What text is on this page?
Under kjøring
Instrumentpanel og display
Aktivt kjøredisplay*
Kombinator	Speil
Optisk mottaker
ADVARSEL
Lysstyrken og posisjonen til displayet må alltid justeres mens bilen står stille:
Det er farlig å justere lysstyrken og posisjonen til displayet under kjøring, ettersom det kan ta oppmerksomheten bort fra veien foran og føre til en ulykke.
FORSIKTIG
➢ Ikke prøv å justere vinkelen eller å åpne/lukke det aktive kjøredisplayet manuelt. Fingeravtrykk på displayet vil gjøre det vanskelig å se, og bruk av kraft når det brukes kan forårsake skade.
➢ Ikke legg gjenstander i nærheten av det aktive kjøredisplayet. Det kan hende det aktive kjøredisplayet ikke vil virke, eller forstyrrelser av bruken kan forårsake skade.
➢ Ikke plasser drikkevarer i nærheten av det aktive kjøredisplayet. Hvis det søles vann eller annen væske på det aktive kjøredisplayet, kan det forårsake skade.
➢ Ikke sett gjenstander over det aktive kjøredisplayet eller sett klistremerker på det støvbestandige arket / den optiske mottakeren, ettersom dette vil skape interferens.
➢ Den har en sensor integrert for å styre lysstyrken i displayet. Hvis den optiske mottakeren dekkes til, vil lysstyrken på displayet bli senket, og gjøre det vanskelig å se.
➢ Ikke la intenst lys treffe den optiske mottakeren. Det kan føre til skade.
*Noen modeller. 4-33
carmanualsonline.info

* **Challenge**
Identify each line in the entries with the word "skade" and copy it.

* **Written reply**
➢ Ikke prøv å justere vinkelen eller å åpne/lukke det aktive kjøredisplayet manuelt. Fingeravtrykk på displayet vil gjøre det vanskelig å se, og bruk av kraft når det brukes kan forårsake skade.
➢ Ikke legg gjenstander i nærheten av det aktive kjøredisplayet. Det kan hende det aktive kjøredisplayet ikke vil virke, eller forstyrrelser av bruken kan forårsake skade.
➢ Ikke plasser drikkevarer i nærheten av det aktive kjøredisplayet. Hvis det søles vann eller annen væske på det aktive kjøredisplayet, kan det forårsake skade.
➢ Ikke la intenst lys treffe den optiske mottakeren. Det kan føre til skade.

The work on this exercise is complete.